-- begin Data provided --
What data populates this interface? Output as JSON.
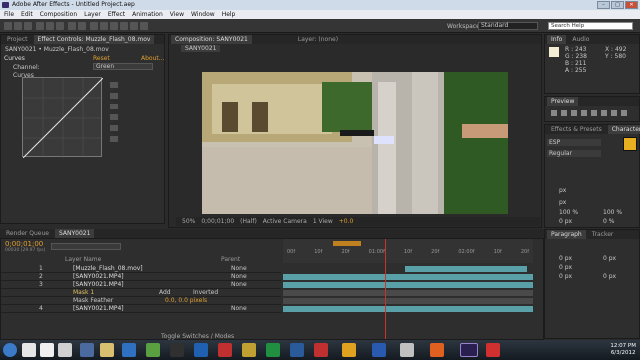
{
  "title": "Adobe After Effects - Untitled Project.aep",
  "window_buttons": [
    "–",
    "□",
    "✕"
  ],
  "menu": [
    "File",
    "Edit",
    "Composition",
    "Layer",
    "Effect",
    "Animation",
    "View",
    "Window",
    "Help"
  ],
  "workspace": {
    "label": "Workspace:",
    "value": "Standard"
  },
  "search_help": "Search Help",
  "left_panel": {
    "tabs": [
      "Project",
      "Effect Controls: Muzzle_Flash_08.mov"
    ],
    "breadcrumb": "SANY0021 • Muzzle_Flash_08.mov",
    "effect": "Curves",
    "reset": "Reset",
    "about": "About...",
    "sub": "Curves",
    "channel_label": "Channel:",
    "channel_value": "Green"
  },
  "comp_panel": {
    "tab": "Composition: SANY0021",
    "layer_tab": "Layer: (none)",
    "subtab": "SANY0021",
    "zoom": "50%",
    "time": "0;00;01;00",
    "res": "(Half)",
    "camera": "Active Camera",
    "views": "1 View",
    "offset": "+0.0"
  },
  "timeline": {
    "tabs": [
      "Render Queue",
      "SANY0021"
    ],
    "current_time": "0;00;01;00",
    "frame_info": "00030 (29.97 fps)",
    "header_name": "Layer Name",
    "header_parent": "Parent",
    "ruler": [
      "00f",
      "10f",
      "20f",
      "01:00f",
      "10f",
      "20f",
      "02:00f",
      "10f",
      "20f"
    ],
    "layers": [
      {
        "num": "1",
        "name": "[Muzzle_Flash_08.mov]",
        "parent": "None"
      },
      {
        "num": "2",
        "name": "[SANY0021.MP4]",
        "parent": "None"
      },
      {
        "num": "3",
        "name": "[SANY0021.MP4]",
        "parent": "None"
      },
      {
        "num": "",
        "name": "Mask 1",
        "mode": "Add",
        "inverted": "Inverted"
      },
      {
        "num": "",
        "name": "Mask Feather",
        "value": "0.0, 0.0 pixels"
      },
      {
        "num": "4",
        "name": "[SANY0021.MP4]",
        "parent": "None"
      }
    ],
    "toggle": "Toggle Switches / Modes"
  },
  "info_panel": {
    "tabs": [
      "Info",
      "Audio"
    ],
    "r": "R : 243",
    "g": "G : 238",
    "b": "B : 211",
    "a": "A : 255",
    "x": "X : 492",
    "y": "Y : 580"
  },
  "preview_tab": "Preview",
  "effects_tabs": [
    "Effects & Presets",
    "Character"
  ],
  "character": {
    "font": "ESP",
    "style": "Regular",
    "px1": "px",
    "px2": "px",
    "pct1": "100 %",
    "pct2": "100 %",
    "px3": "0 px",
    "pct3": "0 %"
  },
  "paragraph_tabs": [
    "Paragraph",
    "Tracker"
  ],
  "paragraph": {
    "a": "0 px",
    "b": "0 px",
    "c": "0 px",
    "d": "0 px",
    "e": "0 px"
  },
  "clock": {
    "time": "12:07 PM",
    "date": "6/3/2012"
  },
  "colors": {
    "accent": "#e0a030",
    "track_teal": "#5aa0a8",
    "playhead": "#d03030",
    "swatch": "#e8b020"
  }
}
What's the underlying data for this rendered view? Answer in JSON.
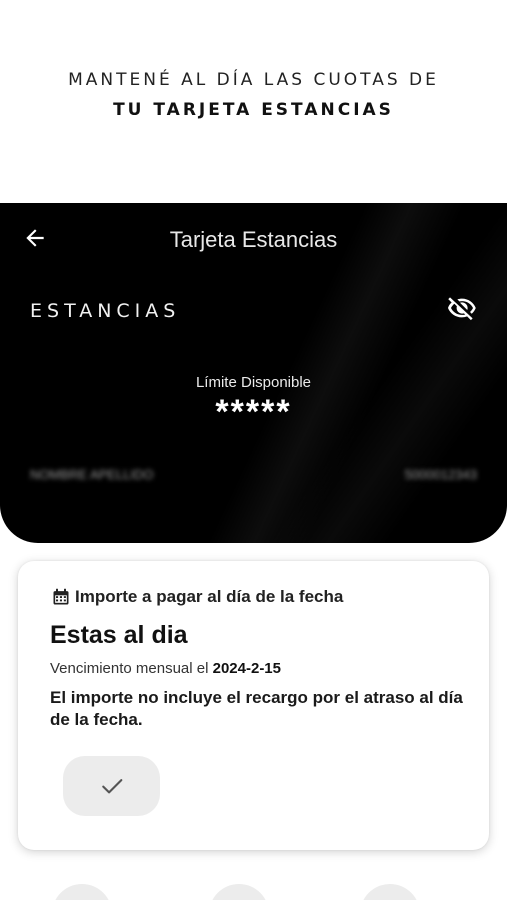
{
  "promo": {
    "line1": "MANTENÉ AL DÍA LAS CUOTAS DE",
    "line2": "TU TARJETA ESTANCIAS"
  },
  "header": {
    "title": "Tarjeta Estancias",
    "back_icon": "arrow-left-icon",
    "brand": "ESTANCIAS",
    "visibility_icon": "eye-off-icon",
    "limit_label": "Límite Disponible",
    "limit_value": "*****",
    "holder_name_blurred": "NOMBRE APELLIDO",
    "card_number_blurred": "5000012343"
  },
  "payment": {
    "icon": "calendar-icon",
    "heading": "Importe a pagar al día de la fecha",
    "status": "Estas al dia",
    "due_label": "Vencimiento mensual el",
    "due_date": "2024-2-15",
    "note": "El importe no incluye el recargo por el atraso al día de la fecha.",
    "confirm_icon": "check-icon"
  },
  "colors": {
    "header_bg": "#000000",
    "button_bg": "#ececec"
  }
}
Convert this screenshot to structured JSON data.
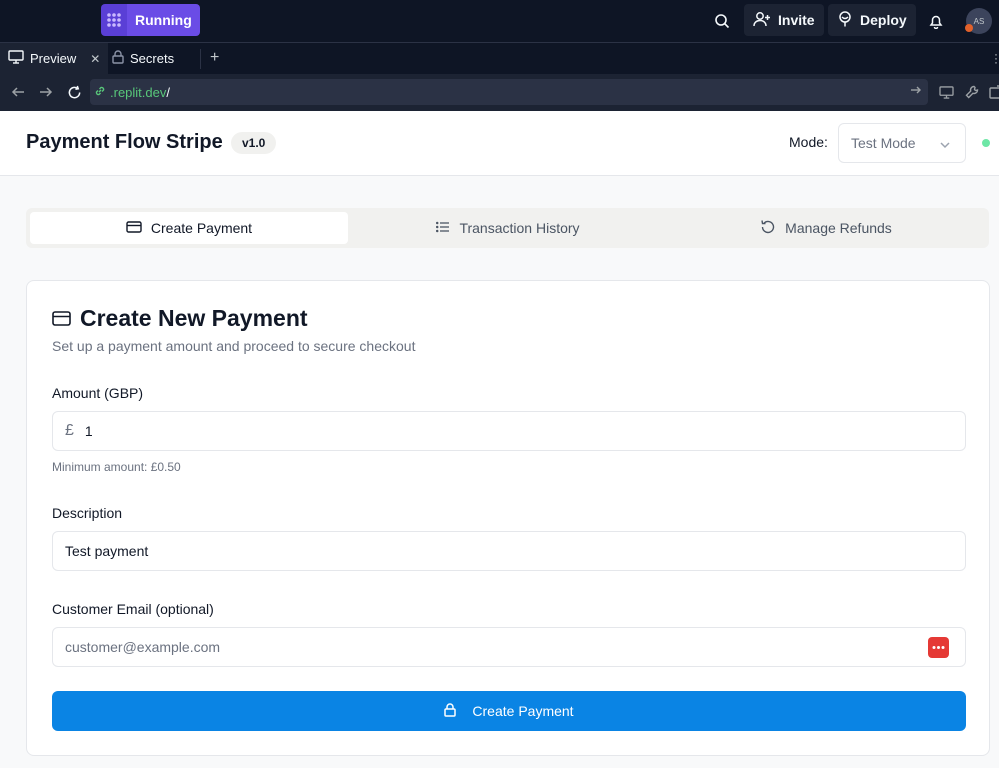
-- end Data provided --
◆ What is needed ◆
Transcribe the complete set of entries verbatim. No pictures belong in the copy.

◆ Task output ◆
What data populates this interface? Output as JSON.
{
  "title": "Adobe After Effects - Untitled Project.aep",
  "window_buttons": [
    "–",
    "□",
    "✕"
  ],
  "menu": [
    "File",
    "Edit",
    "Composition",
    "Layer",
    "Effect",
    "Animation",
    "View",
    "Window",
    "Help"
  ],
  "workspace": {
    "label": "Workspace:",
    "value": "Standard"
  },
  "search_help": "Search Help",
  "left_panel": {
    "tabs": [
      "Project",
      "Effect Controls: Muzzle_Flash_08.mov"
    ],
    "breadcrumb": "SANY0021 • Muzzle_Flash_08.mov",
    "effect": "Curves",
    "reset": "Reset",
    "about": "About...",
    "sub": "Curves",
    "channel_label": "Channel:",
    "channel_value": "Green"
  },
  "comp_panel": {
    "tab": "Composition: SANY0021",
    "layer_tab": "Layer: (none)",
    "subtab": "SANY0021",
    "zoom": "50%",
    "time": "0;00;01;00",
    "res": "(Half)",
    "camera": "Active Camera",
    "views": "1 View",
    "offset": "+0.0"
  },
  "timeline": {
    "tabs": [
      "Render Queue",
      "SANY0021"
    ],
    "current_time": "0;00;01;00",
    "frame_info": "00030 (29.97 fps)",
    "header_name": "Layer Name",
    "header_parent": "Parent",
    "ruler": [
      "00f",
      "10f",
      "20f",
      "01:00f",
      "10f",
      "20f",
      "02:00f",
      "10f",
      "20f"
    ],
    "layers": [
      {
        "num": "1",
        "name": "[Muzzle_Flash_08.mov]",
        "parent": "None"
      },
      {
        "num": "2",
        "name": "[SANY0021.MP4]",
        "parent": "None"
      },
      {
        "num": "3",
        "name": "[SANY0021.MP4]",
        "parent": "None"
      },
      {
        "num": "",
        "name": "Mask 1",
        "mode": "Add",
        "inverted": "Inverted"
      },
      {
        "num": "",
        "name": "Mask Feather",
        "value": "0.0, 0.0 pixels"
      },
      {
        "num": "4",
        "name": "[SANY0021.MP4]",
        "parent": "None"
      }
    ],
    "toggle": "Toggle Switches / Modes"
  },
  "info_panel": {
    "tabs": [
      "Info",
      "Audio"
    ],
    "r": "R : 243",
    "g": "G : 238",
    "b": "B : 211",
    "a": "A : 255",
    "x": "X : 492",
    "y": "Y : 580"
  },
  "preview_tab": "Preview",
  "effects_tabs": [
    "Effects & Presets",
    "Character"
  ],
  "character": {
    "font": "ESP",
    "style": "Regular",
    "px1": "px",
    "px2": "px",
    "pct1": "100 %",
    "pct2": "100 %",
    "px3": "0 px",
    "pct3": "0 %"
  },
  "paragraph_tabs": [
    "Paragraph",
    "Tracker"
  ],
  "paragraph": {
    "a": "0 px",
    "b": "0 px",
    "c": "0 px",
    "d": "0 px",
    "e": "0 px"
  },
  "clock": {
    "time": "12:07 PM",
    "date": "6/3/2012"
  },
  "colors": {
    "accent": "#e0a030",
    "track_teal": "#5aa0a8",
    "playhead": "#d03030",
    "swatch": "#e8b020"
  }
}
What's the underlying data for this rendered view? Answer in JSON.
{
  "promo": {
    "line1": "MANTENÉ AL DÍA LAS CUOTAS DE",
    "line2": "TU TARJETA ESTANCIAS"
  },
  "header": {
    "title": "Tarjeta Estancias",
    "back_icon": "arrow-left-icon",
    "brand": "ESTANCIAS",
    "visibility_icon": "eye-off-icon",
    "limit_label": "Límite Disponible",
    "limit_value": "*****",
    "holder_name_blurred": "NOMBRE APELLIDO",
    "card_number_blurred": "5000012343"
  },
  "payment": {
    "icon": "calendar-icon",
    "heading": "Importe a pagar al día de la fecha",
    "status": "Estas al dia",
    "due_label": "Vencimiento mensual el",
    "due_date": "2024-2-15",
    "note": "El importe no incluye el recargo por el atraso al día de la fecha.",
    "confirm_icon": "check-icon"
  },
  "colors": {
    "header_bg": "#000000",
    "button_bg": "#ececec"
  }
}
Convert this screenshot to structured JSON data.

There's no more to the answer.